***** Bacaan
Karena tak enak menolak ajakannya akupun mengikuti adik ku itu. Aku kembali
menghubungi kekasih ku menanyakan uang yang ia pinjam ketika itu, tapi apa yang
aku peroleh, saat itu tiba-tiba teman ku menelepon ku mengatakan bahwa kekasih
ku mencoba menggodanya dengan meneleponnya. Alangkah terkejutnya aku, padahal
sedari pagi aku mencoba menghubungi kekasih ku tapi telepon ku dimatikan, sms
ku tak di balas, jangankan berkata uangnya belum ada, berkata uangnya sedang
diusahakan saja tidak. Aku benar-benar kalang kabut hari itu. Tak ada
sepeserpun uang yang tersisa di dompet ku. Dan syukurnya adik ku cukup mengerti
aku, ia meminjamkan aku uang hari itu. Benar tak habis fikir ku ternyata itulah
perbedaan menolong dan membantu. Ada kala kalian harus iklas menolong seseorang
sekalipun balasan yang kalian terima berbeda. Bahkan hingga hari ini aku sudah
mengganti uang teman ku yang aku pinjam untuk ongkos keberangkatan ku ke
Pekanbaru hari itu dengan uang semester ku, yang akibatnya kali ini aku
kekurangan uang semester ku dan sekarang yang ada difikiran ku bagaimana
caranya aku harus lebih dulu ke Padang mengurus despensasi atau membayar
setengah dulu uang semester ku. Setelah aku bertanya pada teman-teman ku yang
pernah membayar setengah uang semesternya dan alhamdulillah mungkin memang
rezeki ku ternyata pembayaran setengah uang semester atau despensasi pembayaran
hanya berlaku pada semester ganjil dan tidak berlaku pada semester genap karena
pada semester genap diadakan pembukuan oleh pihak kampus dan saat ini adalah
semester ganjil ku, yang berarti aku bisa membayar setengah dulu uang semester
ku. Tinggal aku berfikir bagaimana cara ku mencari tambahan uang semester yang
telah terpakai oleh ku sebelum Desember mendatang. Ya seperti itulah aku, aku
menolong bukan karena aku kaya tapi karena aku tau bagaimana rasanya tidak
punya. Dan orang tua selalu ingin aku menjadi seseorang yang tulus dalam
berbuat baik, walaupun tidak harus dibalas baik, karena ketulusan sudah jauh
lebih baik.
Masih dalam
suasana ramadhan, kekasih ku itu sudah jauh-jauh hari mendapatkan libur dari
sekolah tempat ia mengajar. Karena mengingat tanggal 3 Juli kemarin adalah
anniversary hubungan kami yang kelima tahun, akupun memintanya untuk segera
pulang kampung dan melaksanakan buka puasa bersama dengan ku di hari itu.
**********
***** Materi yang diambil
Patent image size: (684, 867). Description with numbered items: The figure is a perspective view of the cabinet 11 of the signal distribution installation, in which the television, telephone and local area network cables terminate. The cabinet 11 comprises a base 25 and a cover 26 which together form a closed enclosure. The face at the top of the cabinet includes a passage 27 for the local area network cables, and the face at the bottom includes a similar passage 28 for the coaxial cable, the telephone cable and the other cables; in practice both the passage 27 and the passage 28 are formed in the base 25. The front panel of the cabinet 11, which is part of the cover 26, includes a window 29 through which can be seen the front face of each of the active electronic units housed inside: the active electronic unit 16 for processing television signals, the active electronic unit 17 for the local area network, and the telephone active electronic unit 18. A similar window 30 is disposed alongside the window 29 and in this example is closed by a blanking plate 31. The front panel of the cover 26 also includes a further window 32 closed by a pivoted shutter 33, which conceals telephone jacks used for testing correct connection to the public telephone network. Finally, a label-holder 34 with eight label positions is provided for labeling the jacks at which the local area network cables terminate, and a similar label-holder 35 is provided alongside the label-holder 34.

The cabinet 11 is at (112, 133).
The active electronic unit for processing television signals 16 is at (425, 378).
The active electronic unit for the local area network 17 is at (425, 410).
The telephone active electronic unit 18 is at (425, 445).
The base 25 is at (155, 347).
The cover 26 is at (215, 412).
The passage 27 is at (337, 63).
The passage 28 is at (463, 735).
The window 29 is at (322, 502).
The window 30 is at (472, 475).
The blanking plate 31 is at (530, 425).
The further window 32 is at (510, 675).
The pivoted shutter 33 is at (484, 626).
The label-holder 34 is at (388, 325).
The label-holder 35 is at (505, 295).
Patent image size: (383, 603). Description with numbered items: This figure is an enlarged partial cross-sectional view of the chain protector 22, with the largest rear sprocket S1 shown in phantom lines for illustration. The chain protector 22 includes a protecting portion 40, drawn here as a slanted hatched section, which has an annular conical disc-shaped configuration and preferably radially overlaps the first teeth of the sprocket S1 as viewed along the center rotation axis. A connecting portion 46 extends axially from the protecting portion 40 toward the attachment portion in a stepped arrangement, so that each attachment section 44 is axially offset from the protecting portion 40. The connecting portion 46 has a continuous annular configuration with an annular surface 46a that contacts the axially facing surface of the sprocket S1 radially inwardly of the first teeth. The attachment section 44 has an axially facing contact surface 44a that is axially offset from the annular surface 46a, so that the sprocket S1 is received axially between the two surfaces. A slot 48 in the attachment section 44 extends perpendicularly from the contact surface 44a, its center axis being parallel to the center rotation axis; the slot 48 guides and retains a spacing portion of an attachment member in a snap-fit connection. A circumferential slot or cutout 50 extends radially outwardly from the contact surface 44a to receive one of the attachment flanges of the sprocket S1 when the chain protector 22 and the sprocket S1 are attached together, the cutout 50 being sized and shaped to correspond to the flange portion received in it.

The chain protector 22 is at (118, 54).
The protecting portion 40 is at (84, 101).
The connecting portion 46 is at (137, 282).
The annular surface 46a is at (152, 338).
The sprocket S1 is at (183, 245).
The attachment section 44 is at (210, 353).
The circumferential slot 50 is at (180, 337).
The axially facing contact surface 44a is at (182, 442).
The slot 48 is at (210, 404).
**********
§ Instruksi tertulis 1: Menurut kisah tentang pinjaman uang dan uang semester, tanggal 3 Juli menandai peringatan apa?
§ Instruksi tertulis 2: Teruskan kisah tentang pinjaman uang dan uang semester itu mulai dari kalimat terakhirnya.

§ Hasil 1: Anniversary hubungan mereka yang kelima tahun.

§ Hasil 2:
Karena aku mendengar ia cukup sering buka puasa bersama teman-temannya disana,
fikir ku tak salah jika aku meminta waktunya sekali untuk berbuka puasa bersama
yang kebetulan bertepatan dengan anniversary kami. Namun karena diskomunikasi
yang terjadi diantara kami membuat aku tak dapat memastikan kepulangannya
ketika itu. Setau ku anniversary adalah sesuatu yang sangat istimewa dan selalu
ingin kami lalui berdua dan biasanya juga dulu ia rela menunggu bus hingga
malam dan mencari tumpangan hanya untuk pulang merayakan ulang tahun nya ke 21
yang bertepatan dengan idul adha beberapa tahun yang lalu dan ku kira akan sama
untuk perayaan yang satu ini, karena keyakinan ku itu lah aku menolak semua
undangan buka puasa bersama pada tanggal 3 juli itu, salah satunya buka puasa
bersama IMAPELKETA. Melihat sudah mendekati pukul 6 sore akupun meninggalkan
rumah dan beranjak menuju kota Sungai Penuh untuk berbuka puasa
bersamanya. Tempat yang lebih dulu sudah jauh-jauh hari ku pesan dengan
membayar dp membuat aku tak perlu terburu-buru sore itu. Sesampainya aku di
Sungai Penuh aku memilih untuk menunggunya di lapangan merdeka tepatnya di
depan gedung nasional sebelum nanti bersama-sama menuju tempat berbuka puasa
yang telah ku pesan tersebut. Keadaan malam yang mecekam, dingin, dan suasana
sepi karena memang itu jam buka puasa sedikit menakutkan untuk ku. Namun aku tetap
melanjutkan menunggunya disana, lama aku menunggu dilapangan merdeka tapi ia
tak kunjung datang, sms ku tak dibalas, telepon ku dimatikannya, hingga beduk
magribpun berbunyi ia masih belum datang, rasanya magh ku mulai perih. Aku
mencoba kembali mengiriminya sms, dan ternyata ia membalas bahwa ia masih di
Muara Bulian. Ya allah betapa sedihnya aku, aku terdiam disudut lapangan,
meratapi kesedihan ku, bagaimana mungkin ia menjadi setega ini kepada ku. Kado
yang sejak tadi ditangan ku dan telah jauh-jauh hari aku siapkan itu segera aku
hantarkan kerumah sahabat ku, meminta bantuan agar sahabat ku yang memberikan
kado itu pada kekasih ku karena aku merasa begitu kecewa dan sangat sedih malam
itu. Tapi kalian tau setelah sedih ku aku masih bisa marangkai kata dengan
tulus dan panjangnya di FB ku lalu menandai ke FB kekasih ku tapi sayangnya
kekasih ku menghapus tanda-tanda itu dari fbnya padahal itu adalah postingan
yang hanya satu kali setahun oleh ku. Aku tak mengerti bagaimana tuhan
menciptakan hati ku kenapa aku sekuat dan sesabar ini.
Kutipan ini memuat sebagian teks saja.